_Exercise description_
Output the entries below exactly as written, omitting pictures.

_Dataset entries_

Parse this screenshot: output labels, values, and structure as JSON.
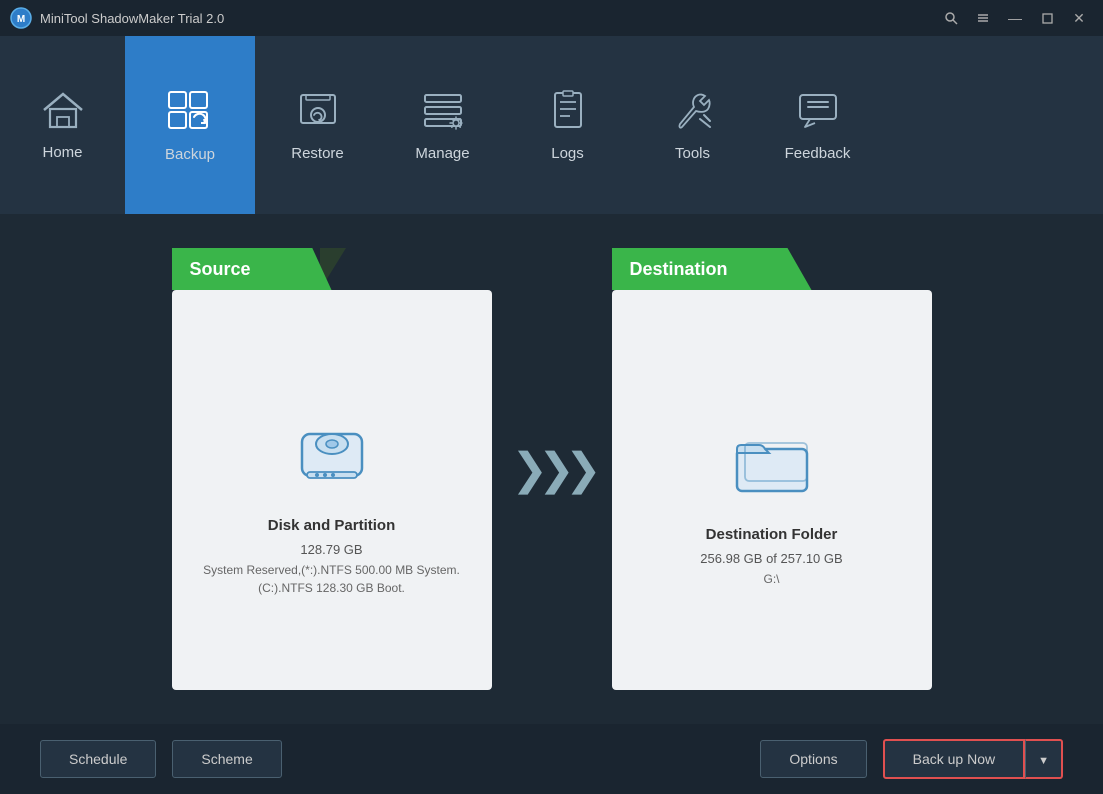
{
  "titleBar": {
    "title": "MiniTool ShadowMaker Trial 2.0",
    "controls": [
      "search",
      "menu",
      "minimize",
      "maximize",
      "close"
    ]
  },
  "nav": {
    "items": [
      {
        "id": "home",
        "label": "Home",
        "active": false
      },
      {
        "id": "backup",
        "label": "Backup",
        "active": true
      },
      {
        "id": "restore",
        "label": "Restore",
        "active": false
      },
      {
        "id": "manage",
        "label": "Manage",
        "active": false
      },
      {
        "id": "logs",
        "label": "Logs",
        "active": false
      },
      {
        "id": "tools",
        "label": "Tools",
        "active": false
      },
      {
        "id": "feedback",
        "label": "Feedback",
        "active": false
      }
    ]
  },
  "source": {
    "header": "Source",
    "title": "Disk and Partition",
    "size": "128.79 GB",
    "detail": "System Reserved,(*:).NTFS 500.00 MB System.\n(C:).NTFS 128.30 GB Boot."
  },
  "destination": {
    "header": "Destination",
    "title": "Destination Folder",
    "size": "256.98 GB of 257.10 GB",
    "path": "G:\\"
  },
  "bottomBar": {
    "scheduleLabel": "Schedule",
    "schemeLabel": "Scheme",
    "optionsLabel": "Options",
    "backupNowLabel": "Back up Now",
    "dropdownArrow": "▼"
  }
}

_Result of this exercise_
Parse this screenshot: output labels, values, and structure as JSON.
{
  "titleBar": {
    "title": "MiniTool ShadowMaker Trial 2.0",
    "controls": [
      "search",
      "menu",
      "minimize",
      "maximize",
      "close"
    ]
  },
  "nav": {
    "items": [
      {
        "id": "home",
        "label": "Home",
        "active": false
      },
      {
        "id": "backup",
        "label": "Backup",
        "active": true
      },
      {
        "id": "restore",
        "label": "Restore",
        "active": false
      },
      {
        "id": "manage",
        "label": "Manage",
        "active": false
      },
      {
        "id": "logs",
        "label": "Logs",
        "active": false
      },
      {
        "id": "tools",
        "label": "Tools",
        "active": false
      },
      {
        "id": "feedback",
        "label": "Feedback",
        "active": false
      }
    ]
  },
  "source": {
    "header": "Source",
    "title": "Disk and Partition",
    "size": "128.79 GB",
    "detail": "System Reserved,(*:).NTFS 500.00 MB System.\n(C:).NTFS 128.30 GB Boot."
  },
  "destination": {
    "header": "Destination",
    "title": "Destination Folder",
    "size": "256.98 GB of 257.10 GB",
    "path": "G:\\"
  },
  "bottomBar": {
    "scheduleLabel": "Schedule",
    "schemeLabel": "Scheme",
    "optionsLabel": "Options",
    "backupNowLabel": "Back up Now",
    "dropdownArrow": "▼"
  }
}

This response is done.